**Requirement**.
In the data below, locate each line with the word "flake" and list it.
::: Working data
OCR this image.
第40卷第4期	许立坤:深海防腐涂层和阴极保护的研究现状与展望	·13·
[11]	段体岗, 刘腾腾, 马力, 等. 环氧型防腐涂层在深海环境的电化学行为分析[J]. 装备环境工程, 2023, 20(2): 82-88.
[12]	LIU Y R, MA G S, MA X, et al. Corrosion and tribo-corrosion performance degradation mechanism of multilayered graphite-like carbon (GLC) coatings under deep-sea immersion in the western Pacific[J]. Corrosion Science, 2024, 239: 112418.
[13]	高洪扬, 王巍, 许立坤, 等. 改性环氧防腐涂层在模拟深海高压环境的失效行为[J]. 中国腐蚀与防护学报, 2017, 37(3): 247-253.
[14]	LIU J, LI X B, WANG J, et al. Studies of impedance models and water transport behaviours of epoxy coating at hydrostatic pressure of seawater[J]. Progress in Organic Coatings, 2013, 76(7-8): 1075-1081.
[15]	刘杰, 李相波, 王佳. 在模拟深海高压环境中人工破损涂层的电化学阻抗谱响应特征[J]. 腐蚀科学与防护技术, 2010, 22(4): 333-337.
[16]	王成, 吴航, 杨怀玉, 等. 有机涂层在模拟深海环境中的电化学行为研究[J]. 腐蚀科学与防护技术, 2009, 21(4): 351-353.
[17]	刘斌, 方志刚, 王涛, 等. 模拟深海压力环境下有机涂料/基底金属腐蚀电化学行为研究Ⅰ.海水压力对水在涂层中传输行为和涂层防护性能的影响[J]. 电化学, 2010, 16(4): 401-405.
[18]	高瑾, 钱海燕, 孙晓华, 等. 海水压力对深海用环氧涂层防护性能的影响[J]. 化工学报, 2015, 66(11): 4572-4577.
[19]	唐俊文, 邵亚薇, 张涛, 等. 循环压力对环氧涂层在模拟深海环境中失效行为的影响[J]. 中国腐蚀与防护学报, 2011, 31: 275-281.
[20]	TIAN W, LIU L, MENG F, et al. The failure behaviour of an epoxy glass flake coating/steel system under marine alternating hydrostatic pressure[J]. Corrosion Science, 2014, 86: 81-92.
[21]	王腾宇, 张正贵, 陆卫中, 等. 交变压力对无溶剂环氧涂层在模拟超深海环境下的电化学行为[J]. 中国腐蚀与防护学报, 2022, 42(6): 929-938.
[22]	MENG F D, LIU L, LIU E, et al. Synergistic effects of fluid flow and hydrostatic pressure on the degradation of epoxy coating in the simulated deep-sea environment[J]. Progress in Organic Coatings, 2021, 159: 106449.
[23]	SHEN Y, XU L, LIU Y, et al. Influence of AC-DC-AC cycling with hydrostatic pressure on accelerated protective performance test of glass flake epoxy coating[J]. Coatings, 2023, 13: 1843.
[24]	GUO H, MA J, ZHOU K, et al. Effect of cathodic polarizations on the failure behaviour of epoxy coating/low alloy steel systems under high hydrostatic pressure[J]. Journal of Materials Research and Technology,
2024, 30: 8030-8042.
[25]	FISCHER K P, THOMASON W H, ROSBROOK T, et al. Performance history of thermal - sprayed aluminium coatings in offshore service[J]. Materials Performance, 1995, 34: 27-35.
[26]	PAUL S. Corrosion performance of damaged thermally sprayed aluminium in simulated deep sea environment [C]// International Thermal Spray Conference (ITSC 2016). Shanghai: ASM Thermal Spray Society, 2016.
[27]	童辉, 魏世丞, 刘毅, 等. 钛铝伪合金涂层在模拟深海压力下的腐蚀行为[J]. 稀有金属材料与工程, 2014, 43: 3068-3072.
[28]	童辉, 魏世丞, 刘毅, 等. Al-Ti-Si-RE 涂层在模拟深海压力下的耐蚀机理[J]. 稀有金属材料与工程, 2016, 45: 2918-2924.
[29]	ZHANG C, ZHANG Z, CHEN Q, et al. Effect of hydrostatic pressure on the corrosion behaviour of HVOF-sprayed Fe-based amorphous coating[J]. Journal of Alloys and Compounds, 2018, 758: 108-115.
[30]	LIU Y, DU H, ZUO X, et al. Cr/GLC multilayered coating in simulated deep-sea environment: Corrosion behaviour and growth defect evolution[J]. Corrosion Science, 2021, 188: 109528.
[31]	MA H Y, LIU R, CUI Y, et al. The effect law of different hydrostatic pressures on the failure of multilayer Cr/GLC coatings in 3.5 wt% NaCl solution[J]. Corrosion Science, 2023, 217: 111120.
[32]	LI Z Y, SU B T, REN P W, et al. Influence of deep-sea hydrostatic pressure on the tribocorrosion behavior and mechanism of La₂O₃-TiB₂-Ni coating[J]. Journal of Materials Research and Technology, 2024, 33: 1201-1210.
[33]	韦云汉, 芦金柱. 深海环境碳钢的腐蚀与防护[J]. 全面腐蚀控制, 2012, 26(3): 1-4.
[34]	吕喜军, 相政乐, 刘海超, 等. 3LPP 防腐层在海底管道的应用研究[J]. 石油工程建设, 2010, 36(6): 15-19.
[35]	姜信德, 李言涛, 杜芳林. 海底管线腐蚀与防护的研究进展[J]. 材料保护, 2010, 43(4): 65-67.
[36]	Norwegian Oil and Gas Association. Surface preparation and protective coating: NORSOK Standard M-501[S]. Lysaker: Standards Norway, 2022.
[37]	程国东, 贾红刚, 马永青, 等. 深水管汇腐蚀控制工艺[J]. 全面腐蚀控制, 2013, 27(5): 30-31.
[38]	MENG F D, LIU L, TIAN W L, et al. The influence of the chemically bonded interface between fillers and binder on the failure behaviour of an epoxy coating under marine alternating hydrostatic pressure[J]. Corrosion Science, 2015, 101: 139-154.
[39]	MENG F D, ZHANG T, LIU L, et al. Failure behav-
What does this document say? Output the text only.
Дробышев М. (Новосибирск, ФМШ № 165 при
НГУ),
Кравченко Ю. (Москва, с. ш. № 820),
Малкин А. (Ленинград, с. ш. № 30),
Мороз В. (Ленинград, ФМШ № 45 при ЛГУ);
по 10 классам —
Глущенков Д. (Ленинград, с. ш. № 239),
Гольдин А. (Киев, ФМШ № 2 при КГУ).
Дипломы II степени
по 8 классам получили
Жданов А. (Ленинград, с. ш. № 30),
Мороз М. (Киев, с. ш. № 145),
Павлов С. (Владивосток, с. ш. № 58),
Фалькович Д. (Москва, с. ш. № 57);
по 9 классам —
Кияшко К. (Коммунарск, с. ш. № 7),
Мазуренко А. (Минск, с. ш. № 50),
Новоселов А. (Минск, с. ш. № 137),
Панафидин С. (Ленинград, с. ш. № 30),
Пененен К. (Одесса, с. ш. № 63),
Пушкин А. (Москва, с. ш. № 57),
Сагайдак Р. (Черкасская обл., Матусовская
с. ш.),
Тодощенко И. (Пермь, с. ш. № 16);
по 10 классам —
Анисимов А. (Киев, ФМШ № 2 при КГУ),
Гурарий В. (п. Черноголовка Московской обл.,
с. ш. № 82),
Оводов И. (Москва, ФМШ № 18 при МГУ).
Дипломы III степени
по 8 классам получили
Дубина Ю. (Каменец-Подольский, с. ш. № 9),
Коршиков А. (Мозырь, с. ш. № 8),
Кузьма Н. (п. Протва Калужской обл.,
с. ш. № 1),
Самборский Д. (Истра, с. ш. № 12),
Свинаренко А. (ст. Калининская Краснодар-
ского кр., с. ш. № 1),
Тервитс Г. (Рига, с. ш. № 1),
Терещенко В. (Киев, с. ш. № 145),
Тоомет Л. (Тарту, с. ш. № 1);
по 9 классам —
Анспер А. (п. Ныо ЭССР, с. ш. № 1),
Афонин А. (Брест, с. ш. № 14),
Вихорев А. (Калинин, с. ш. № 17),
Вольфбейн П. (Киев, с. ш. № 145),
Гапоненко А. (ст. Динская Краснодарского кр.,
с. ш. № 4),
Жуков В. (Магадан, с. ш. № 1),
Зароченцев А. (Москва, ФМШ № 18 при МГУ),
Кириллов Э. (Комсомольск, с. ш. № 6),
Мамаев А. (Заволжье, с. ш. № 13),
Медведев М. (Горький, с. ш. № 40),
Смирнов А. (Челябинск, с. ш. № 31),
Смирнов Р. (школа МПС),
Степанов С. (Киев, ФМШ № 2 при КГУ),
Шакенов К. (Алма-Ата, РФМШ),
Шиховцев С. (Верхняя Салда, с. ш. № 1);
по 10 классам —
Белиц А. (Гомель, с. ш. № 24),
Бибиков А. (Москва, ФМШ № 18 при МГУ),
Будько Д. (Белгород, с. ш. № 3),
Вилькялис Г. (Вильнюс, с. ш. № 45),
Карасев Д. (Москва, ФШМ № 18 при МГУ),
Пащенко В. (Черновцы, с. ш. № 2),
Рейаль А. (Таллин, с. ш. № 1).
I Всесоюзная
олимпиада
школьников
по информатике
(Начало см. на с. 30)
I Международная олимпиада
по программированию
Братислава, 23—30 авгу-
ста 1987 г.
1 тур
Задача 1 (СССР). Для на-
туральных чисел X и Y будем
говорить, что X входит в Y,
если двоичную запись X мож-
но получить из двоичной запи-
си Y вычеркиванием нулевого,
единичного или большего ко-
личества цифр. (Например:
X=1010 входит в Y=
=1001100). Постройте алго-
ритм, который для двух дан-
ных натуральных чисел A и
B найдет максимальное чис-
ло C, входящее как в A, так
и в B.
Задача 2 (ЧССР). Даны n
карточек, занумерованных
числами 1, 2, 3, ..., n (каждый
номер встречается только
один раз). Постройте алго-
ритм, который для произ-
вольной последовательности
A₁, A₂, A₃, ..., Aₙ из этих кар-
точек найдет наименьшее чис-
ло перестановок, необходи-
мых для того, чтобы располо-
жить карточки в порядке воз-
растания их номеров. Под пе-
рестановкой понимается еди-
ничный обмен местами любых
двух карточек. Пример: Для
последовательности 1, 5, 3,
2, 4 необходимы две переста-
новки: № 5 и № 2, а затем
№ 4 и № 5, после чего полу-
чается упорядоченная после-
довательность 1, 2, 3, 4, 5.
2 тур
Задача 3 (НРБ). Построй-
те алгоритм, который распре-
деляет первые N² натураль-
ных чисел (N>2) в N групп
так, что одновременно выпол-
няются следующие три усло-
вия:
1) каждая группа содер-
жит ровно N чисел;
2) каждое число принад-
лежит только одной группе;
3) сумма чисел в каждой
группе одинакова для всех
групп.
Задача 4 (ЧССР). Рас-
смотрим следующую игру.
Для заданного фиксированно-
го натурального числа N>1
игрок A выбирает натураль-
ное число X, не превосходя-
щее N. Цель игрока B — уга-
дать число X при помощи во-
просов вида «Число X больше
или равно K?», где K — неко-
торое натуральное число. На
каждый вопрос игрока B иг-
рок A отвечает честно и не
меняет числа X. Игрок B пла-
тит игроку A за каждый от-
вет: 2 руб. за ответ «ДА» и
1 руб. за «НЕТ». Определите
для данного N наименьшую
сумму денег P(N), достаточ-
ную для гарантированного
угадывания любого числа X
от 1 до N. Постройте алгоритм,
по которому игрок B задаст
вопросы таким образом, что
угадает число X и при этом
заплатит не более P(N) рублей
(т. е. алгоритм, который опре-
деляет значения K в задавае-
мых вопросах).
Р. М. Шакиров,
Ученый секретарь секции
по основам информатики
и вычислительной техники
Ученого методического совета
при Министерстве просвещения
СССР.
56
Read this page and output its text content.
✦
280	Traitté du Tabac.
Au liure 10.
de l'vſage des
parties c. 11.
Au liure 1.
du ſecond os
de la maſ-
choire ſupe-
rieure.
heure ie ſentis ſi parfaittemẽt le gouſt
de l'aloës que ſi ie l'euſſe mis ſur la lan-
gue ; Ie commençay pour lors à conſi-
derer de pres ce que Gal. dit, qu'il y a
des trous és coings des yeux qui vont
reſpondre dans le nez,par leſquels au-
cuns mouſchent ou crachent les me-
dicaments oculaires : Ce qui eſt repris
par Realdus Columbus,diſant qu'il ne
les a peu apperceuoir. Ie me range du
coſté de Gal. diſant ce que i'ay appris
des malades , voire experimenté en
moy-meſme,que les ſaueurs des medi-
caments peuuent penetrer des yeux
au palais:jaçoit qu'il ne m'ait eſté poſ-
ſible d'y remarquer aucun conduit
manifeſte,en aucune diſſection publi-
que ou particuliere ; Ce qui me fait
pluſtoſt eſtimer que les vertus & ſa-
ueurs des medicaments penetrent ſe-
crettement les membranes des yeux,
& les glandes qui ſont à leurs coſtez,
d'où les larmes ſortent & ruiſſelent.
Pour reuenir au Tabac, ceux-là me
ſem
::::::
**Solution for this problem**.
[20]	TIAN W, LIU L, MENG F, et al. The failure behaviour of an epoxy glass flake coating/steel system under marine alternating hydrostatic pressure[J]. Corrosion Science, 2014, 86: 81-92.
[23]	SHEN Y, XU L, LIU Y, et al. Influence of AC-DC-AC cycling with hydrostatic pressure on accelerated protective performance test of glass flake epoxy coating[J]. Coatings, 2023, 13: 1843.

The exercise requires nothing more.